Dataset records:

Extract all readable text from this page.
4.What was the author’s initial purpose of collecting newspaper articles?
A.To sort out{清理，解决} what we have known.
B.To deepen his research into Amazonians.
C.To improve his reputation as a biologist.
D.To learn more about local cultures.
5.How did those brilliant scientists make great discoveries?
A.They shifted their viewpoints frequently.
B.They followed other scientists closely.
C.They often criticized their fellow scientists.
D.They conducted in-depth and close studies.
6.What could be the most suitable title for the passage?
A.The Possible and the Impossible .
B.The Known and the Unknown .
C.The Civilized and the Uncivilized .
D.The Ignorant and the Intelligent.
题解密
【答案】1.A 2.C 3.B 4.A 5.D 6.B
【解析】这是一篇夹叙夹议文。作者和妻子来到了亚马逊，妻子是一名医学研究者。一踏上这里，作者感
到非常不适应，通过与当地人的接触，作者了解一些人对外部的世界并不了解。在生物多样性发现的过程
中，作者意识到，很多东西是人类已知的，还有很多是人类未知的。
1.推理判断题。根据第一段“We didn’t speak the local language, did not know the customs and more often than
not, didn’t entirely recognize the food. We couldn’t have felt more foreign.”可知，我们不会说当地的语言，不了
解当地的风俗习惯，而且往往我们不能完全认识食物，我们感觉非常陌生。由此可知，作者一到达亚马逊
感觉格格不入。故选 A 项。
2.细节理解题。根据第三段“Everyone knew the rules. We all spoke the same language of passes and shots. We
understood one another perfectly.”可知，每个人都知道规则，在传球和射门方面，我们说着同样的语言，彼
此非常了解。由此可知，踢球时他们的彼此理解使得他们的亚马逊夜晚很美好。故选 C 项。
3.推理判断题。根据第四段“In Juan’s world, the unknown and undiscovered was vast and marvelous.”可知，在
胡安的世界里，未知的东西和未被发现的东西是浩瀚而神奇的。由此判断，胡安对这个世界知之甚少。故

▸ What you should do
Copy out each line in the preceding records that contains "由此可知".

▸ Written reply
解当地的风俗习惯，而且往往我们不能完全认识食物，我们感觉非常陌生。由此可知，作者一到达亚马逊
此非常了解。由此可知，踢球时他们的彼此理解使得他们的亚马逊夜晚很美好。故选 C 项。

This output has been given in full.